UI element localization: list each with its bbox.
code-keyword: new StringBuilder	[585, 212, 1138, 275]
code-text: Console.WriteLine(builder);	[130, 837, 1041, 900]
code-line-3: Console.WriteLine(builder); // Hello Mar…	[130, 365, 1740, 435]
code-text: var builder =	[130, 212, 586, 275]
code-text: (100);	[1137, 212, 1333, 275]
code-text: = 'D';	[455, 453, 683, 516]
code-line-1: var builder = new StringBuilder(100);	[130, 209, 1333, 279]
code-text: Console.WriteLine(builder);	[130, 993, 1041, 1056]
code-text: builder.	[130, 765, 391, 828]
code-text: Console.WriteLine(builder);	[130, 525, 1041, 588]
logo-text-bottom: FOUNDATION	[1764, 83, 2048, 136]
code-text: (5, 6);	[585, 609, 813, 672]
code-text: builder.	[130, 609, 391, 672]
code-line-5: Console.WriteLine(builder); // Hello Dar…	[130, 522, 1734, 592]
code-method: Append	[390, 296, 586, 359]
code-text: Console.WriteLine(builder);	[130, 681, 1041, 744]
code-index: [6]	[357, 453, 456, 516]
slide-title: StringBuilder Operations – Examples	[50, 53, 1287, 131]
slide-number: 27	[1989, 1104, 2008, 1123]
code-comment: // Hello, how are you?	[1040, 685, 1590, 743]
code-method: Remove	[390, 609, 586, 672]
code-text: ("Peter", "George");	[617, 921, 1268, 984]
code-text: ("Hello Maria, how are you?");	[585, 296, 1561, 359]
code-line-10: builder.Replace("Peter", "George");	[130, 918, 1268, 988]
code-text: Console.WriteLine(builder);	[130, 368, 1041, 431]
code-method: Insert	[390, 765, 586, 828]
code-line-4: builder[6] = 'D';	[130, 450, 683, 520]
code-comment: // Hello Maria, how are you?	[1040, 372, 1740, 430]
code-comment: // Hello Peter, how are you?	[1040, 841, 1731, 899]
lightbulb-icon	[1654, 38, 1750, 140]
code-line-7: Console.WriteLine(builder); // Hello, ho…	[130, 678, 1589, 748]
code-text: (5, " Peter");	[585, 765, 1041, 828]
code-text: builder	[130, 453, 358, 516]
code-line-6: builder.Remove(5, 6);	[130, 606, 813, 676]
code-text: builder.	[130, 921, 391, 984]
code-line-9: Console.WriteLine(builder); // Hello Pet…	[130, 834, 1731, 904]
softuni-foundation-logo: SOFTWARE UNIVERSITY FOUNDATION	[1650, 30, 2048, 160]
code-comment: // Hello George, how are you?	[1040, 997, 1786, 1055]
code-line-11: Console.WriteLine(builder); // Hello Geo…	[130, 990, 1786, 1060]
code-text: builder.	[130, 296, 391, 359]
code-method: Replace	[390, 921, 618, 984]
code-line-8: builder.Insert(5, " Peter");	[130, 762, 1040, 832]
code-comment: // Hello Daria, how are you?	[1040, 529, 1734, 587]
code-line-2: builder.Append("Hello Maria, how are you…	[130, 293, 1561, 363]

+ + + + + + +

### [The task]
Reproduce every entry above word for word, keeping the original order.

### [Expected answer]
UI element localization: list each with its bbox.
code-keyword: new StringBuilder	[585, 212, 1138, 275]
code-text: Console.WriteLine(builder);	[130, 837, 1041, 900]
code-line-3: Console.WriteLine(builder); // Hello Mar…	[130, 365, 1740, 435]
code-text: var builder =	[130, 212, 586, 275]
code-text: (100);	[1137, 212, 1333, 275]
code-text: = 'D';	[455, 453, 683, 516]
code-line-1: var builder = new StringBuilder(100);	[130, 209, 1333, 279]
code-text: Console.WriteLine(builder);	[130, 993, 1041, 1056]
code-text: builder.	[130, 765, 391, 828]
code-text: Console.WriteLine(builder);	[130, 525, 1041, 588]
logo-text-bottom: FOUNDATION	[1764, 83, 2048, 136]
code-text: (5, 6);	[585, 609, 813, 672]
code-text: builder.	[130, 609, 391, 672]
code-line-5: Console.WriteLine(builder); // Hello Dar…	[130, 522, 1734, 592]
code-method: Append	[390, 296, 586, 359]
code-text: Console.WriteLine(builder);	[130, 681, 1041, 744]
code-index: [6]	[357, 453, 456, 516]
slide-title: StringBuilder Operations – Examples	[50, 53, 1287, 131]
slide-number: 27	[1989, 1104, 2008, 1123]
code-comment: // Hello, how are you?	[1040, 685, 1590, 743]
code-method: Remove	[390, 609, 586, 672]
code-text: ("Peter", "George");	[617, 921, 1268, 984]
code-text: ("Hello Maria, how are you?");	[585, 296, 1561, 359]
code-line-10: builder.Replace("Peter", "George");	[130, 918, 1268, 988]
code-text: Console.WriteLine(builder);	[130, 368, 1041, 431]
code-method: Insert	[390, 765, 586, 828]
code-line-4: builder[6] = 'D';	[130, 450, 683, 520]
code-comment: // Hello Maria, how are you?	[1040, 372, 1740, 430]
code-comment: // Hello Peter, how are you?	[1040, 841, 1731, 899]
lightbulb-icon	[1654, 38, 1750, 140]
code-line-7: Console.WriteLine(builder); // Hello, ho…	[130, 678, 1589, 748]
code-text: (5, " Peter");	[585, 765, 1041, 828]
code-text: builder	[130, 453, 358, 516]
code-line-6: builder.Remove(5, 6);	[130, 606, 813, 676]
code-text: builder.	[130, 921, 391, 984]
code-line-9: Console.WriteLine(builder); // Hello Pet…	[130, 834, 1731, 904]
softuni-foundation-logo: SOFTWARE UNIVERSITY FOUNDATION	[1650, 30, 2048, 160]
code-comment: // Hello George, how are you?	[1040, 997, 1786, 1055]
code-line-11: Console.WriteLine(builder); // Hello Geo…	[130, 990, 1786, 1060]
code-text: builder.	[130, 296, 391, 359]
code-method: Replace	[390, 921, 618, 984]
code-line-8: builder.Insert(5, " Peter");	[130, 762, 1040, 832]
code-comment: // Hello Daria, how are you?	[1040, 529, 1734, 587]
code-line-2: builder.Append("Hello Maria, how are you…	[130, 293, 1561, 363]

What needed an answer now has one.